WHAT IS EXPECTED =
The exercise asks you to copy every line below in which "Ondas" appears.

RAW DATA =
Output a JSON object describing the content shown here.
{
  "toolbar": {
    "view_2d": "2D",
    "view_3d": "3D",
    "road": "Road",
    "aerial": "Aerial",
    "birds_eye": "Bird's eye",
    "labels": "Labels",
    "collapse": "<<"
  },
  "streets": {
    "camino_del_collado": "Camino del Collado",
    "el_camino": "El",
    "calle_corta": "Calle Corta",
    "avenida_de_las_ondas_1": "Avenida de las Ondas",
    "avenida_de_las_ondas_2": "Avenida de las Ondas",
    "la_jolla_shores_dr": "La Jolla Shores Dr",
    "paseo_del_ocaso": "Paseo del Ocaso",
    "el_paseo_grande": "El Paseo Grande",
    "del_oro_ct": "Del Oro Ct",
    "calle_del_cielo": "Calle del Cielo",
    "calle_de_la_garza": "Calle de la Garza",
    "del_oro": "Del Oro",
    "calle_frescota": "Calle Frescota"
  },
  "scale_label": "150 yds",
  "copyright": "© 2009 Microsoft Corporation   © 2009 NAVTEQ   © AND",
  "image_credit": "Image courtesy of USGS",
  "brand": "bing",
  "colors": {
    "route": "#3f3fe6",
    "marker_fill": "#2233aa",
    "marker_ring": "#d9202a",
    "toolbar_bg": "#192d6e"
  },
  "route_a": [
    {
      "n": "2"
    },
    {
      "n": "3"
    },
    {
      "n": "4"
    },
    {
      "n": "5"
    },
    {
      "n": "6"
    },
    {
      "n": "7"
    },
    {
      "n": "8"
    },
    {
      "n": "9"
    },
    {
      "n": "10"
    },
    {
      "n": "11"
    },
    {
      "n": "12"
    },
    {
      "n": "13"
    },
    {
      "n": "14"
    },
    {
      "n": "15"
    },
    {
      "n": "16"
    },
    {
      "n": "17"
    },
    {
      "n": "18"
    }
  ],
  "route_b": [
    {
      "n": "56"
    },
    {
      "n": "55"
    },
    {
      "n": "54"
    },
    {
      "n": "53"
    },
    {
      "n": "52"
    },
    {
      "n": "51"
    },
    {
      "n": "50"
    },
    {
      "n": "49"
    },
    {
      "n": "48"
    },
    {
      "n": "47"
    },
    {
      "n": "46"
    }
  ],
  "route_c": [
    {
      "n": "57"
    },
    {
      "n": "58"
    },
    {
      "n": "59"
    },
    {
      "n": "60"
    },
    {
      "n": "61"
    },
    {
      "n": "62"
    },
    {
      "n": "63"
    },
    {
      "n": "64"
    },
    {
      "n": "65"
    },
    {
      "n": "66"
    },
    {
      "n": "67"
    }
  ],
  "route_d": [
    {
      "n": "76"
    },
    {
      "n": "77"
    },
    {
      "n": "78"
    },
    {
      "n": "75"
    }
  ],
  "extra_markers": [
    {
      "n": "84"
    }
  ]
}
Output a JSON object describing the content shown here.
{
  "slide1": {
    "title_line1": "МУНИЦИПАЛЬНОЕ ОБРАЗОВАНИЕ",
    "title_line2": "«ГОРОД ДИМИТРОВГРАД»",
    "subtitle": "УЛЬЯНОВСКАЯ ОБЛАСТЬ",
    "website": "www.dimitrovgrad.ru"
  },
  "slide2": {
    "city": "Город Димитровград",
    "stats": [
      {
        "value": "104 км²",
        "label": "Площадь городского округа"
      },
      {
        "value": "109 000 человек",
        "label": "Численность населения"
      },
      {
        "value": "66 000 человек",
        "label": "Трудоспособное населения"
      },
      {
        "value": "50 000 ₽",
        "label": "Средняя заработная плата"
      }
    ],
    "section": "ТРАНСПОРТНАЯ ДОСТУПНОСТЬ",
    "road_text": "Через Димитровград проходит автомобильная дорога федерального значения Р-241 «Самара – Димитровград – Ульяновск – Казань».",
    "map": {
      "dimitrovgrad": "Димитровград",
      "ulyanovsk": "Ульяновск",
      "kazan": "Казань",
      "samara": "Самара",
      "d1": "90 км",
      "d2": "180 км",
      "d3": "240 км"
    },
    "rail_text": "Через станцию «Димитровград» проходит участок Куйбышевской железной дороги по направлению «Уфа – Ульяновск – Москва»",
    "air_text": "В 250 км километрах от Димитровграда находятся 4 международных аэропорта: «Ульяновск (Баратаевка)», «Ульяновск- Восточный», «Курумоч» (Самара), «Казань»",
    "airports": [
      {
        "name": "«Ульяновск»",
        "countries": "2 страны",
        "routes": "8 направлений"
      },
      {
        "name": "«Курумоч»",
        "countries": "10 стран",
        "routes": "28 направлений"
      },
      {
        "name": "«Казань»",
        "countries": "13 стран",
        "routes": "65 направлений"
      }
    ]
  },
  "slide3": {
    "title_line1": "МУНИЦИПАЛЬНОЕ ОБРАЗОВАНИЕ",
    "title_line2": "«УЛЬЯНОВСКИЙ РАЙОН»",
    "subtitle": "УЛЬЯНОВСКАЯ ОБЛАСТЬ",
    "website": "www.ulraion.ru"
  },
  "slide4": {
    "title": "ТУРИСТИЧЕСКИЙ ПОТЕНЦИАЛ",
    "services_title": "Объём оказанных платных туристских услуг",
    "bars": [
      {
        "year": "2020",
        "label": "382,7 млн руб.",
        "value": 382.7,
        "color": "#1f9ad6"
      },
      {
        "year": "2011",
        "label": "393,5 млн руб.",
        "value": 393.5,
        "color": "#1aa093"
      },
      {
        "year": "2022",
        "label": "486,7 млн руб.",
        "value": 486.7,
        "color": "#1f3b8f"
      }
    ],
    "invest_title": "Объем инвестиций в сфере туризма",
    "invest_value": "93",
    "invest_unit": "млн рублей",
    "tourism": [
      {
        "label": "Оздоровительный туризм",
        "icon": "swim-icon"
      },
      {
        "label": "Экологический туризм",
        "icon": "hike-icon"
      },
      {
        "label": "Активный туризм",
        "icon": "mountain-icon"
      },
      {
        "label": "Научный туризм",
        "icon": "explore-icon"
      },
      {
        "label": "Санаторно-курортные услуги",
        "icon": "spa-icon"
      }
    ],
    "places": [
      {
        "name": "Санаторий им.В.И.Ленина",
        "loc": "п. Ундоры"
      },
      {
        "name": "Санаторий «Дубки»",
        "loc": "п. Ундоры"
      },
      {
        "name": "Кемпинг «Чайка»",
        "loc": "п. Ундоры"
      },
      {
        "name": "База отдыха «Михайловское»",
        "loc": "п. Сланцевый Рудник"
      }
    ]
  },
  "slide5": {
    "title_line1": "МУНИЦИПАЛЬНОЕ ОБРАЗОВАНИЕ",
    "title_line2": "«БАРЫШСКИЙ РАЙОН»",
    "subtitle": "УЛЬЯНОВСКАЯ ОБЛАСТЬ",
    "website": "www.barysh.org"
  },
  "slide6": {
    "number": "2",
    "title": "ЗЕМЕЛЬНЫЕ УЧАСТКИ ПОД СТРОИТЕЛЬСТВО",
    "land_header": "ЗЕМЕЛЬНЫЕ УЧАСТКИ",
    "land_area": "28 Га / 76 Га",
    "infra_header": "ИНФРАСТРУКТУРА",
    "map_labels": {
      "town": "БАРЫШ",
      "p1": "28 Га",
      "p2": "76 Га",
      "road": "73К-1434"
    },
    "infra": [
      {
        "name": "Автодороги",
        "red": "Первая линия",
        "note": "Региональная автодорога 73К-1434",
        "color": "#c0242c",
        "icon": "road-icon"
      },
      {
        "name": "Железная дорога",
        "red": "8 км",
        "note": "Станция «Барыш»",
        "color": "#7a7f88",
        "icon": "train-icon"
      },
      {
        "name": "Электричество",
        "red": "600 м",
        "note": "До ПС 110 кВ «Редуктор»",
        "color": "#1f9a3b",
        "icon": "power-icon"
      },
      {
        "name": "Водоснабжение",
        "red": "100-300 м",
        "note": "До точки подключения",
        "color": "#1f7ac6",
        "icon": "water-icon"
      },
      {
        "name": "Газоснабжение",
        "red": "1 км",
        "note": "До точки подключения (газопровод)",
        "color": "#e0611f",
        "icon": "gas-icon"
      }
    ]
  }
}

ANSWER TO THIS TASK =
    "avenida_de_las_ondas_1": "Avenida de las Ondas",
    "avenida_de_las_ondas_2": "Avenida de las Ondas",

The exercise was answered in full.